» **PROBLEM TO WORK ON**
For each record below, write an exact copy.
++++ PROVIDED DATA ++++
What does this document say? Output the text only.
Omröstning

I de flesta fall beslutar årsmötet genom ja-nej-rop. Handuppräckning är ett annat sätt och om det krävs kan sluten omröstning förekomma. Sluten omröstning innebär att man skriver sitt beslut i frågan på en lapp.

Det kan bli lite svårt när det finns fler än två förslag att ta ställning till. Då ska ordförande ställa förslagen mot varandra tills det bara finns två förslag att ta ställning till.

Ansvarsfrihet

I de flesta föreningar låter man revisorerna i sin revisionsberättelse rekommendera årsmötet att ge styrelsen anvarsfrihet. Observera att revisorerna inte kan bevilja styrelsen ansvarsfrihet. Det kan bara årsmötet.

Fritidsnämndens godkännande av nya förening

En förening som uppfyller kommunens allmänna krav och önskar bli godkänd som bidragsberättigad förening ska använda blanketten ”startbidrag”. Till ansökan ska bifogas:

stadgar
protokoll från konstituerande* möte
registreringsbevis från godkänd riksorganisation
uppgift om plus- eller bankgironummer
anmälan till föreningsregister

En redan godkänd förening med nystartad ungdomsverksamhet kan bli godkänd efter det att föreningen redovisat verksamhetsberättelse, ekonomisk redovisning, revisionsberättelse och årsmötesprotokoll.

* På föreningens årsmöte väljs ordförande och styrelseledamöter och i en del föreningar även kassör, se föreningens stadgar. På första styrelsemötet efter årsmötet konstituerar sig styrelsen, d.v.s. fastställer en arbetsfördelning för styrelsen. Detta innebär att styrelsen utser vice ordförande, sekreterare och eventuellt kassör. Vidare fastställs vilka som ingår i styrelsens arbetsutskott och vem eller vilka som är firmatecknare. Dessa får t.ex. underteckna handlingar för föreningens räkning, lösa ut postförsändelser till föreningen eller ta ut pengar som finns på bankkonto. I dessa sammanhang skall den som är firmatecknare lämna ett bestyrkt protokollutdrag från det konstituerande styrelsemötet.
++++
» **WRITTEN RESPONSE**
What does this document say? Output the text only.
Omröstning

I de flesta fall beslutar årsmötet genom ja-nej-rop. Handuppräckning är ett annat sätt och om det krävs kan sluten omröstning förekomma. Sluten omröstning innebär att man skriver sitt beslut i frågan på en lapp.

Det kan bli lite svårt när det finns fler än två förslag att ta ställning till. Då ska ordförande ställa förslagen mot varandra tills det bara finns två förslag att ta ställning till.

Ansvarsfrihet

I de flesta föreningar låter man revisorerna i sin revisionsberättelse rekommendera årsmötet att ge styrelsen anvarsfrihet. Observera att revisorerna inte kan bevilja styrelsen ansvarsfrihet. Det kan bara årsmötet.

Fritidsnämndens godkännande av nya förening

En förening som uppfyller kommunens allmänna krav och önskar bli godkänd som bidragsberättigad förening ska använda blanketten ”startbidrag”. Till ansökan ska bifogas:

stadgar
protokoll från konstituerande* möte
registreringsbevis från godkänd riksorganisation
uppgift om plus- eller bankgironummer
anmälan till föreningsregister

En redan godkänd förening med nystartad ungdomsverksamhet kan bli godkänd efter det att föreningen redovisat verksamhetsberättelse, ekonomisk redovisning, revisionsberättelse och årsmötesprotokoll.

* På föreningens årsmöte väljs ordförande och styrelseledamöter och i en del föreningar även kassör, se föreningens stadgar. På första styrelsemötet efter årsmötet konstituerar sig styrelsen, d.v.s. fastställer en arbetsfördelning för styrelsen. Detta innebär att styrelsen utser vice ordförande, sekreterare och eventuellt kassör. Vidare fastställs vilka som ingår i styrelsens arbetsutskott och vem eller vilka som är firmatecknare. Dessa får t.ex. underteckna handlingar för föreningens räkning, lösa ut postförsändelser till föreningen eller ta ut pengar som finns på bankkonto. I dessa sammanhang skall den som är firmatecknare lämna ett bestyrkt protokollutdrag från det konstituerande styrelsemötet.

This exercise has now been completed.